*WRITTEN TASK:*
Identify the lines that contain the string "this" and copy all of them.

(Records)
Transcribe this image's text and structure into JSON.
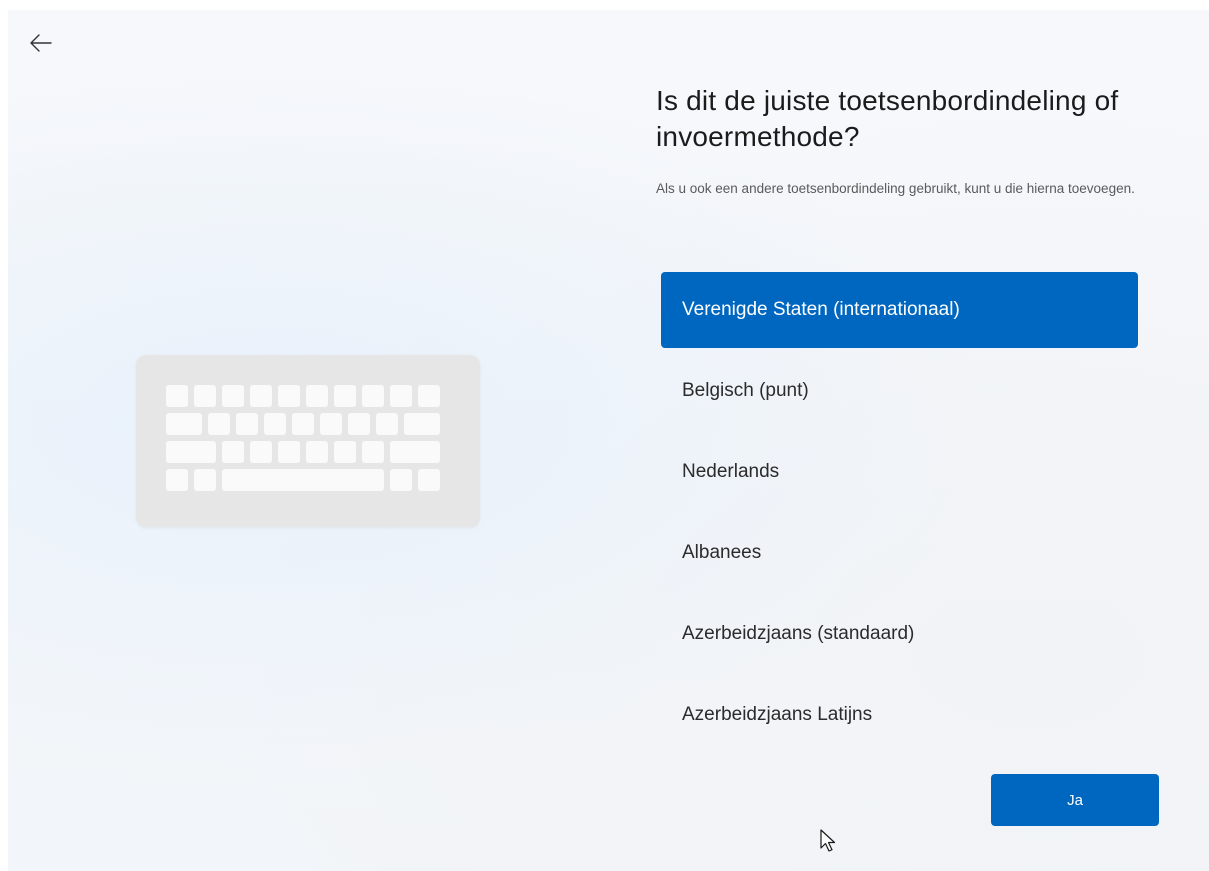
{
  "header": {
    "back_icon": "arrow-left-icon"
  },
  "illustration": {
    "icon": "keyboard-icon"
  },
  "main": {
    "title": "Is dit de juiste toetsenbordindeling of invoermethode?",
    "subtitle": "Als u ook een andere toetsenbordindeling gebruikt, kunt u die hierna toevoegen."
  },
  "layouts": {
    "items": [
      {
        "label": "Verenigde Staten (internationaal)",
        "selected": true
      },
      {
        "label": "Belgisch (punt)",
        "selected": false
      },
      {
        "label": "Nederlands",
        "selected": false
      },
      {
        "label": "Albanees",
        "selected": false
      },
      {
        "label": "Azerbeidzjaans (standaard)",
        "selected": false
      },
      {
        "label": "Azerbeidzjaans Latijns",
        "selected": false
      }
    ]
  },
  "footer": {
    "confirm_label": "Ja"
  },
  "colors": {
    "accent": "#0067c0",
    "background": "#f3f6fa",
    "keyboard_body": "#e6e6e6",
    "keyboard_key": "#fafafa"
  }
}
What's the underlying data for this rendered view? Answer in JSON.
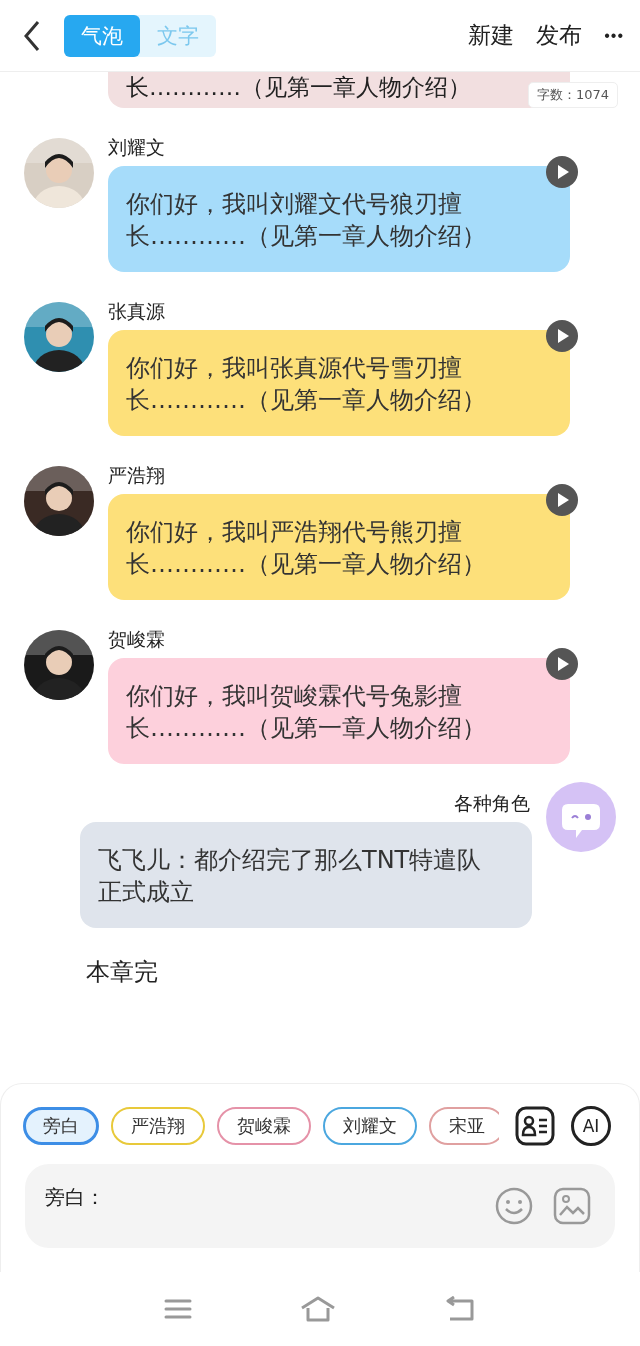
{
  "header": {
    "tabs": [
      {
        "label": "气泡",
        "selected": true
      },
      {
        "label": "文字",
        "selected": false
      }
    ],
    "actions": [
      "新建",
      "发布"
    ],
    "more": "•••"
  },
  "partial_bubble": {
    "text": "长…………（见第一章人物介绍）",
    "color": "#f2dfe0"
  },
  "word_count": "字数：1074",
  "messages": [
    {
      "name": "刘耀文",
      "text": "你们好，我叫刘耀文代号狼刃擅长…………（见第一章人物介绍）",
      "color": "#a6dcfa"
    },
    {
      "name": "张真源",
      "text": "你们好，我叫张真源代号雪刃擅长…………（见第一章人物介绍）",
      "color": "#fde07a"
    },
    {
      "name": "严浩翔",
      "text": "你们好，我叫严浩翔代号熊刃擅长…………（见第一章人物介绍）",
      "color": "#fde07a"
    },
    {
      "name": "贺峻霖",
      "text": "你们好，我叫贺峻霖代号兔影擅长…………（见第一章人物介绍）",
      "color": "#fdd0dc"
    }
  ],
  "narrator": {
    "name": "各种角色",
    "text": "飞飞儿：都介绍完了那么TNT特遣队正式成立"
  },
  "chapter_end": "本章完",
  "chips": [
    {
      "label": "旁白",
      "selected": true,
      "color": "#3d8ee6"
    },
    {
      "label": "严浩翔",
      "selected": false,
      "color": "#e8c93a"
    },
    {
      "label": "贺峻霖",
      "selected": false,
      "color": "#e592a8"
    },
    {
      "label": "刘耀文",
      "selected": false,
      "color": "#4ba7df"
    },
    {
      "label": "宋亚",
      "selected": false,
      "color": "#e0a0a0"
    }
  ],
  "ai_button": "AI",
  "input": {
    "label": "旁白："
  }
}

*EXPECTED ANSWER:*
Transcribe this image's text and structure into JSON.
What's the underlying data for this rendered view? Answer in JSON.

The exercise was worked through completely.